Data records
==========

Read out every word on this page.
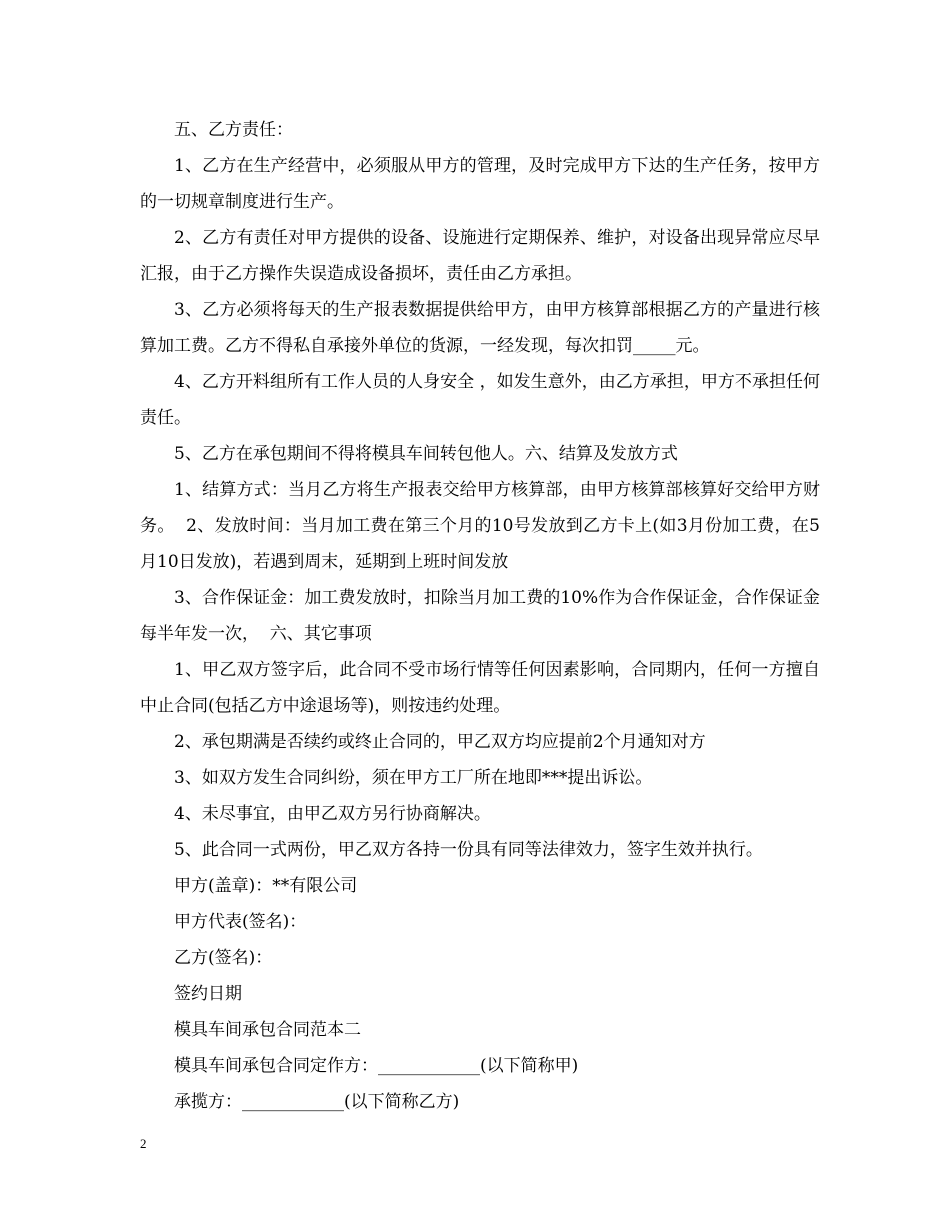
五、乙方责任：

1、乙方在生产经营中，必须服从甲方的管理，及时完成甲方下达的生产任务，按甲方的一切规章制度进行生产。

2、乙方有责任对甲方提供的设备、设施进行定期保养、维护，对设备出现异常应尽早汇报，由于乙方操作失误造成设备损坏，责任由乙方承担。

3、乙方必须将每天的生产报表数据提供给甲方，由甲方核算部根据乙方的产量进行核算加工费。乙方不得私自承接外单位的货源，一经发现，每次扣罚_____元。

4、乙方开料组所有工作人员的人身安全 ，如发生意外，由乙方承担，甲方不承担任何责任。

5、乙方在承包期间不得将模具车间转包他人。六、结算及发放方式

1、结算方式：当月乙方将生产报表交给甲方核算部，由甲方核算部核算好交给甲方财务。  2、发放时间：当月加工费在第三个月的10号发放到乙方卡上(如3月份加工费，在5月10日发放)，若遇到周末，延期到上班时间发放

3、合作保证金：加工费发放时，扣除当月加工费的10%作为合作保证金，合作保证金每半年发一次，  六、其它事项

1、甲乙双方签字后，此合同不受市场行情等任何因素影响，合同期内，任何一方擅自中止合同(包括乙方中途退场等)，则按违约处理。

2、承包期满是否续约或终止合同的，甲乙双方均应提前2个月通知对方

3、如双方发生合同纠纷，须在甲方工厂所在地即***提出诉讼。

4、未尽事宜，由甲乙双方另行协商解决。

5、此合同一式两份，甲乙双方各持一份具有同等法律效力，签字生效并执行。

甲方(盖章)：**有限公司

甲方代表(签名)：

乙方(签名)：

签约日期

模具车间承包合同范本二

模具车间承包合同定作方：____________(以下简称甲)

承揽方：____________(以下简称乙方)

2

==========

# WRITTEN EXERCISE:
All the material shown above is to be copied exactly, with no pictures carried over.

# TASK ANSWER:
Read out every word on this page.
五、乙方责任：

1、乙方在生产经营中，必须服从甲方的管理，及时完成甲方下达的生产任务，按甲方的一切规章制度进行生产。

2、乙方有责任对甲方提供的设备、设施进行定期保养、维护，对设备出现异常应尽早汇报，由于乙方操作失误造成设备损坏，责任由乙方承担。

3、乙方必须将每天的生产报表数据提供给甲方，由甲方核算部根据乙方的产量进行核算加工费。乙方不得私自承接外单位的货源，一经发现，每次扣罚_____元。

4、乙方开料组所有工作人员的人身安全 ，如发生意外，由乙方承担，甲方不承担任何责任。

5、乙方在承包期间不得将模具车间转包他人。六、结算及发放方式

1、结算方式：当月乙方将生产报表交给甲方核算部，由甲方核算部核算好交给甲方财务。  2、发放时间：当月加工费在第三个月的10号发放到乙方卡上(如3月份加工费，在5月10日发放)，若遇到周末，延期到上班时间发放

3、合作保证金：加工费发放时，扣除当月加工费的10%作为合作保证金，合作保证金每半年发一次，  六、其它事项

1、甲乙双方签字后，此合同不受市场行情等任何因素影响，合同期内，任何一方擅自中止合同(包括乙方中途退场等)，则按违约处理。

2、承包期满是否续约或终止合同的，甲乙双方均应提前2个月通知对方

3、如双方发生合同纠纷，须在甲方工厂所在地即***提出诉讼。

4、未尽事宜，由甲乙双方另行协商解决。

5、此合同一式两份，甲乙双方各持一份具有同等法律效力，签字生效并执行。

甲方(盖章)：**有限公司

甲方代表(签名)：

乙方(签名)：

签约日期

模具车间承包合同范本二

模具车间承包合同定作方：____________(以下简称甲)

承揽方：____________(以下简称乙方)

2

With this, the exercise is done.